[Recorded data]
....

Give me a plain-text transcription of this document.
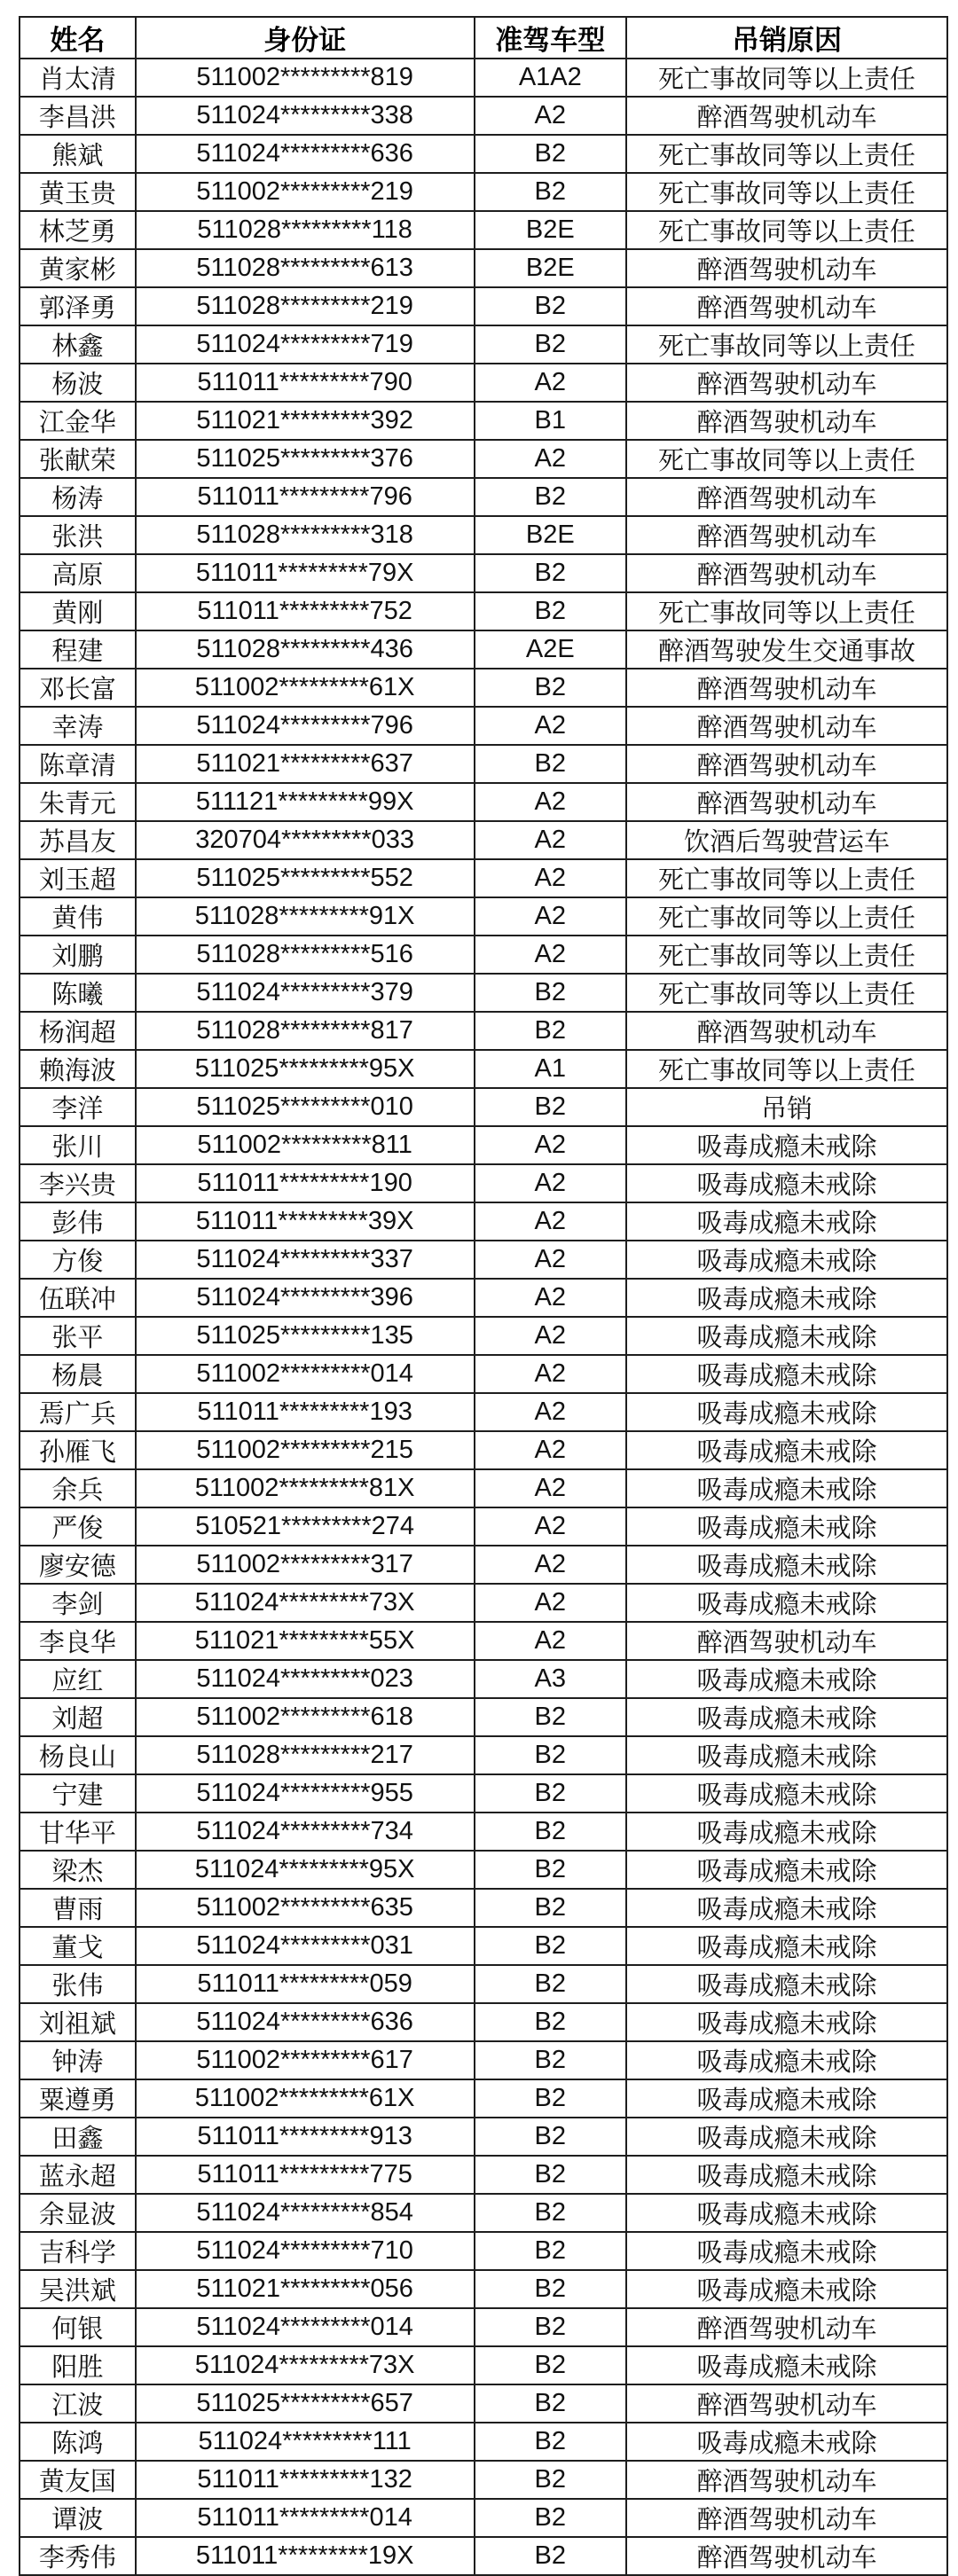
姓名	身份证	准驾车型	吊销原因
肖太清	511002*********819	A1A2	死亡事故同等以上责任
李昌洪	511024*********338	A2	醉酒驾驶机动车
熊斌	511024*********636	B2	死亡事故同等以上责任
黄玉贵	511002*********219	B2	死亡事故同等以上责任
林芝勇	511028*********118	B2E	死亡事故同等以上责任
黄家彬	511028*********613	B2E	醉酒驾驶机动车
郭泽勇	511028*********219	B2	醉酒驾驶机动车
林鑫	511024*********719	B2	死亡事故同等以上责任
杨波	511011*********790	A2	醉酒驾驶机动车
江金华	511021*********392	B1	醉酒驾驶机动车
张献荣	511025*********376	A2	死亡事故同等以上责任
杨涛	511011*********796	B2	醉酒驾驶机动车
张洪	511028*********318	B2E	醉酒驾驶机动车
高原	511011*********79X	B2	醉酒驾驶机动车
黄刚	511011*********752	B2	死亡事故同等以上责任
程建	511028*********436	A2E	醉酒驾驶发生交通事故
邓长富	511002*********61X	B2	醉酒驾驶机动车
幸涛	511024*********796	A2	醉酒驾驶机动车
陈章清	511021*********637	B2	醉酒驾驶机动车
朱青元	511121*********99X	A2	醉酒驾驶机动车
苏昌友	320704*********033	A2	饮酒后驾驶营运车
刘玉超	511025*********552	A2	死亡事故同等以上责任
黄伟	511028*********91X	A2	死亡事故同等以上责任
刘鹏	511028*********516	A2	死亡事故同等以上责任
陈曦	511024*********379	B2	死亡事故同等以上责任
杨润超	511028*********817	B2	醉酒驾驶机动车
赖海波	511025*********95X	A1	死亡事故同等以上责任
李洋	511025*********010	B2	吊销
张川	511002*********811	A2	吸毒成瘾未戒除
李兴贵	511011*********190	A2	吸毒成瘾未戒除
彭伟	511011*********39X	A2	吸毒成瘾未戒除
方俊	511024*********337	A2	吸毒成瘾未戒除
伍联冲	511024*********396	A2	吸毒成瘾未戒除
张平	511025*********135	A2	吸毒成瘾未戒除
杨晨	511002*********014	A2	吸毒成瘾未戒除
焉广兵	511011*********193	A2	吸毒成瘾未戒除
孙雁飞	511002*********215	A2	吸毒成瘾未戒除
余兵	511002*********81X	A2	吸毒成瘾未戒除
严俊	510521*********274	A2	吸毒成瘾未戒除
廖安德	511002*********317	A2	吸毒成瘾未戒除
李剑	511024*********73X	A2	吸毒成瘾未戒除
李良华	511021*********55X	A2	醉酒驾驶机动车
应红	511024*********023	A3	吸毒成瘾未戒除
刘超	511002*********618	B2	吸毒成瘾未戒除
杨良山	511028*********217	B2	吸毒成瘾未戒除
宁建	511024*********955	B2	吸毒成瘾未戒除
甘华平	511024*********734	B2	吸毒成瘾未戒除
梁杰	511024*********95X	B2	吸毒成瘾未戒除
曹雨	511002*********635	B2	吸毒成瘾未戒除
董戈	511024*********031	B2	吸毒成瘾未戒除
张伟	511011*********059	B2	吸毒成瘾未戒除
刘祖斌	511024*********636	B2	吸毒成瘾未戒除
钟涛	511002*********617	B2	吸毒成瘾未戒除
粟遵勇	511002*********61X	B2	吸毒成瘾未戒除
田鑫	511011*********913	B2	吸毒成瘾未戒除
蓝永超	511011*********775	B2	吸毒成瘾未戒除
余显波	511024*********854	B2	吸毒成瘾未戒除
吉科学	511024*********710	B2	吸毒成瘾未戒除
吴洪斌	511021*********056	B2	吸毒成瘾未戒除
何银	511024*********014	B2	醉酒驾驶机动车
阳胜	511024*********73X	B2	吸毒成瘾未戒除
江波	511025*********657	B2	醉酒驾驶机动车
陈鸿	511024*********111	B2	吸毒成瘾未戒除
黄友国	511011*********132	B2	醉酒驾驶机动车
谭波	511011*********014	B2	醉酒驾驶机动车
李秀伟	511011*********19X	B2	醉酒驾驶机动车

....

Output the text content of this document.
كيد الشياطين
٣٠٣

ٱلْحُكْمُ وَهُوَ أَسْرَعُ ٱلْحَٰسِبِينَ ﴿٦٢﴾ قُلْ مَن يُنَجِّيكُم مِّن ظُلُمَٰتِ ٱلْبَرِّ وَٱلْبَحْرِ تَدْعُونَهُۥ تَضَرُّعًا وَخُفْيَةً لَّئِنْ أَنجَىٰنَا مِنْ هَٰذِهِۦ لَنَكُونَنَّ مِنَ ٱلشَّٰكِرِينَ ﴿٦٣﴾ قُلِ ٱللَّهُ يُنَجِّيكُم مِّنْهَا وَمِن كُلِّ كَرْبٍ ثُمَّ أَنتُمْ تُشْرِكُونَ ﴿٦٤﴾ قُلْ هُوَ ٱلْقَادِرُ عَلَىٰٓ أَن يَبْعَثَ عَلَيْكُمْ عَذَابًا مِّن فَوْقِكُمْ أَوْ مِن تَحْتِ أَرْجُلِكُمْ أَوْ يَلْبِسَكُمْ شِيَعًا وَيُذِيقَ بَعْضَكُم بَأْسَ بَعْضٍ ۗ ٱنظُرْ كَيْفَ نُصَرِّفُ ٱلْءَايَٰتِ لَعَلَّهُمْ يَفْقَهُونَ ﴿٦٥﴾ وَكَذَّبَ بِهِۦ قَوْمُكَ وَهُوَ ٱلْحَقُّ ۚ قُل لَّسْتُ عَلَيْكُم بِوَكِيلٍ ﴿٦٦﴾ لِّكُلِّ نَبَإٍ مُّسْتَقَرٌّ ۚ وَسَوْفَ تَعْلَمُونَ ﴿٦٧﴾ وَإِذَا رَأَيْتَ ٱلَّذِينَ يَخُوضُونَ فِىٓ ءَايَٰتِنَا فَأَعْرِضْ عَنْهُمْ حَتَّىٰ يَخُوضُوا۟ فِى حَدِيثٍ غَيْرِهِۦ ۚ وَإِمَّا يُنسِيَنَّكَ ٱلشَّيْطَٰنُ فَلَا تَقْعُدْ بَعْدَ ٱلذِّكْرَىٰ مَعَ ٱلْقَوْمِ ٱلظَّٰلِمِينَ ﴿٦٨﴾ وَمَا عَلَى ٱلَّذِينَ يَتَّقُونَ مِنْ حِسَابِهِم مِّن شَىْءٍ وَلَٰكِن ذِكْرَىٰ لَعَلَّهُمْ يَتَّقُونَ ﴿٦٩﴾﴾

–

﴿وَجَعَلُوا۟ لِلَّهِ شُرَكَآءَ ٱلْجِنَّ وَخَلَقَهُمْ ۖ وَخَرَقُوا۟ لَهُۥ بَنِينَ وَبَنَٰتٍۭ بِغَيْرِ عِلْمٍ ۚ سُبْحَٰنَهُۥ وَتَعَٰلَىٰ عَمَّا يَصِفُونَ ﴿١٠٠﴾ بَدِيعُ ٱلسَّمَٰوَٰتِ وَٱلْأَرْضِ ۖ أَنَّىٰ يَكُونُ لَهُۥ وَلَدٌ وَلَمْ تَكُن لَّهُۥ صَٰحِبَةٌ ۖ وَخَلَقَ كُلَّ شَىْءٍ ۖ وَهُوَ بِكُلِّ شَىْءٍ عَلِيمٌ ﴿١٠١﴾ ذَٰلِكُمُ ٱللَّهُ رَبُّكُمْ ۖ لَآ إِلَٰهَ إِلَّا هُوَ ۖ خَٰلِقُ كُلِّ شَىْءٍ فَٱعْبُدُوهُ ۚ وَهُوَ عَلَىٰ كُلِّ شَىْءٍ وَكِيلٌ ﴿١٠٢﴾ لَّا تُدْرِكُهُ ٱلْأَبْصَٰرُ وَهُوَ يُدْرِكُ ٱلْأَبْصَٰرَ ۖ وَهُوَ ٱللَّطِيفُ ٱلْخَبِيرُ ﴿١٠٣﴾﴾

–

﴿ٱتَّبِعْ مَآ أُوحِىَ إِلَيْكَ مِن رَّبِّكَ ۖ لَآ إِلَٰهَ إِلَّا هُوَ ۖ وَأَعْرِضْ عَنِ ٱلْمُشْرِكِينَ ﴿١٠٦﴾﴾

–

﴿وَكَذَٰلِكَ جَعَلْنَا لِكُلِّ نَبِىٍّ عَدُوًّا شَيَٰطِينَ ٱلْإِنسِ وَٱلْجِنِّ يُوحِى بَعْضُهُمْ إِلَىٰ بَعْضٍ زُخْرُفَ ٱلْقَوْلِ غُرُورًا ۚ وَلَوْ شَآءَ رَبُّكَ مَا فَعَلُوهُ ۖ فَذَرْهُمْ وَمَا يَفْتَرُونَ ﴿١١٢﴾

....

Among the entries, how many lines include the word "this"? Answer with a single number and nothing further.

▸ **EXERCISE SOLUTION**
2